Quanto às áreas de atuação da SIS, a primeira delas diz respeito ao direito

da família muçulmana. Para a SIS, quando aplicado às leis, os termos “islâmico” e

“muçulmano” não são intercambiáveis. Quando elas elaboraram seu modelo de lei

de família, tomaram a decisão consciente de chamar isso de Lei da Família

Muçulmana – essa lei foi elaborada pela SIS, de acordo com certas interpretações

do Islã. Assim, as leis islâmicas podem ser derivadas do Alcorão e da Sunnah, mas

sua formulação e implementação sempre envolverão intervenção humana em

questões de interpretação. Nesse sentido, as leis não são divinas e podem ser

mudadas (SISTERS IN ISLAM, [20--?b]).

No que diz respeito à poligamia, na Malásia, o Ato de Reforma da Lei

(Casamento e Divórcio) de 1976 proibiu a poligamia para não muçulmanos, e desde

que entrou em vigor em 1982, a poligamia se tornou cada vez mais associada ao

Islã. No entanto, independentemente das alegações de alguns muçulmanos de que

a poligamia é seu direito religioso, o islamismo não inventou nem incentivou a

poligamia. A poligamia ilimitada era a norma nos tempos pré-islâmicos, e as

provisões do Alcorão sobre poligamia eram restritivas ao invés de permissivas.

DADOS FORNECIDOS
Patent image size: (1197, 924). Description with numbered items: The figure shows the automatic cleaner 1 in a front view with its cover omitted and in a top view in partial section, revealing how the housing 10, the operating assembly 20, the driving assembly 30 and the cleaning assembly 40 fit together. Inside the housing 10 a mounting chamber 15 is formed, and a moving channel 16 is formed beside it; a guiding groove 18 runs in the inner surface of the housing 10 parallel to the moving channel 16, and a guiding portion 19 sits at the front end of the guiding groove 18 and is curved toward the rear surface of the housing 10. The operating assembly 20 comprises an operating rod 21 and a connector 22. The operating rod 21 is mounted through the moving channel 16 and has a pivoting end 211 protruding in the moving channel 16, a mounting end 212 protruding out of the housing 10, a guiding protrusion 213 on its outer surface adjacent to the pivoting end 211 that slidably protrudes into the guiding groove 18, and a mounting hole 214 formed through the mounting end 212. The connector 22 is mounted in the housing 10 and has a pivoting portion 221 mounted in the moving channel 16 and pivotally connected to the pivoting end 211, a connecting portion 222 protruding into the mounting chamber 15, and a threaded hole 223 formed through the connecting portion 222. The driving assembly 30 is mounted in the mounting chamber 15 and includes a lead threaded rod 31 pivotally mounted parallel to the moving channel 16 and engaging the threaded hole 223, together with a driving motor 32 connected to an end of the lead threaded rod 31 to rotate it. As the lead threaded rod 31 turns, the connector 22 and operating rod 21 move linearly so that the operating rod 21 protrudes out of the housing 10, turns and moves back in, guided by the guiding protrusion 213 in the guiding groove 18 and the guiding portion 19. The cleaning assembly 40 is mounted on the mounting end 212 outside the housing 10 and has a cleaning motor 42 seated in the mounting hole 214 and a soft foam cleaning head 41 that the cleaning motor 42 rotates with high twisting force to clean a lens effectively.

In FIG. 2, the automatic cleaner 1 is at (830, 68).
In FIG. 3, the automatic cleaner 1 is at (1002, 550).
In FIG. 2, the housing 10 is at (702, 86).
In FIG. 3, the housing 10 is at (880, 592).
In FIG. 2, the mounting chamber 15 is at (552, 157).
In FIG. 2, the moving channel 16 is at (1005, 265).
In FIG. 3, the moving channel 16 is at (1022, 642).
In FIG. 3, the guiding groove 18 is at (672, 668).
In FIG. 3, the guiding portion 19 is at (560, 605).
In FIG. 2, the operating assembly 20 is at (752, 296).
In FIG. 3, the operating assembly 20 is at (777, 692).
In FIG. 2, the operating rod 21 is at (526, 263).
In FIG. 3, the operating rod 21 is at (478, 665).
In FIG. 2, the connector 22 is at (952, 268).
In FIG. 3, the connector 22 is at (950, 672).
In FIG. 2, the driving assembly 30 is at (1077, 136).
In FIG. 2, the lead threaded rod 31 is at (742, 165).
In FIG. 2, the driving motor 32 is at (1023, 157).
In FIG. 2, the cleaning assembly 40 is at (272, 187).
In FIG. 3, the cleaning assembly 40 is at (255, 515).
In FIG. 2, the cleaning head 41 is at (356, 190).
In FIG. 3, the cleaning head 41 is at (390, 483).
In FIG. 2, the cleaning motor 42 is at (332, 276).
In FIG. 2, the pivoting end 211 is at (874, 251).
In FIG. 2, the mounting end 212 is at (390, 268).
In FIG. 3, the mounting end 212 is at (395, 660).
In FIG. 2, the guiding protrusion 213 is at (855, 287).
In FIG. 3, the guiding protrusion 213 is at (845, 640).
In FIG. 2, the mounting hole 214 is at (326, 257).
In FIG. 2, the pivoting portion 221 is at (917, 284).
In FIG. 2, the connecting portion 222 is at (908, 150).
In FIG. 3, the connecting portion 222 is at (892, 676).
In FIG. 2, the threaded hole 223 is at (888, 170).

PROBLEMA A
Reescreva em forma de lista o parágrafo do trecho que começa com "No que diz respeito à poligamia", conservando seus fatos principais.
PROBLEMA B
Transcreva do trecho, sem nenhuma alteração, tudo o que vai de "(Casamento e Divórcio)" até "invés de permissivas.".
PROBLEMA C
De acordo com o trecho, que lei proibiu a poligamia para não muçulmanos na Malásia?

RESOLUÇÃO A
- Na Malásia, o Ato de Reforma da Lei (Casamento e Divórcio) de 1976 proibiu a poligamia para não muçulmanos.
- Desde sua entrada em vigor, em 1982, a poligamia passou a ser cada vez mais associada ao Islã.
- Alguns muçulmanos alegam que a poligamia é seu direito religioso, mas o islamismo não a inventou nem a incentivou.
- Nos tempos pré-islâmicos, a poligamia ilimitada era a norma.
- As provisões do Alcorão sobre a poligamia eram restritivas, e não permissivas.

RESOLUÇÃO B
(Casamento e Divórcio) de 1976 proibiu a poligamia para não muçulmanos, e desde

que entrou em vigor em 1982, a poligamia se tornou cada vez mais associada ao

Islã. No entanto, independentemente das alegações de alguns muçulmanos de que

a poligamia é seu direito religioso, o islamismo não inventou nem incentivou a

poligamia. A poligamia ilimitada era a norma nos tempos pré-islâmicos, e as

provisões do Alcorão sobre poligamia eram restritivas ao invés de permissivas.

RESOLUÇÃO C
O Ato de Reforma da Lei (Casamento e Divórcio) de 1976.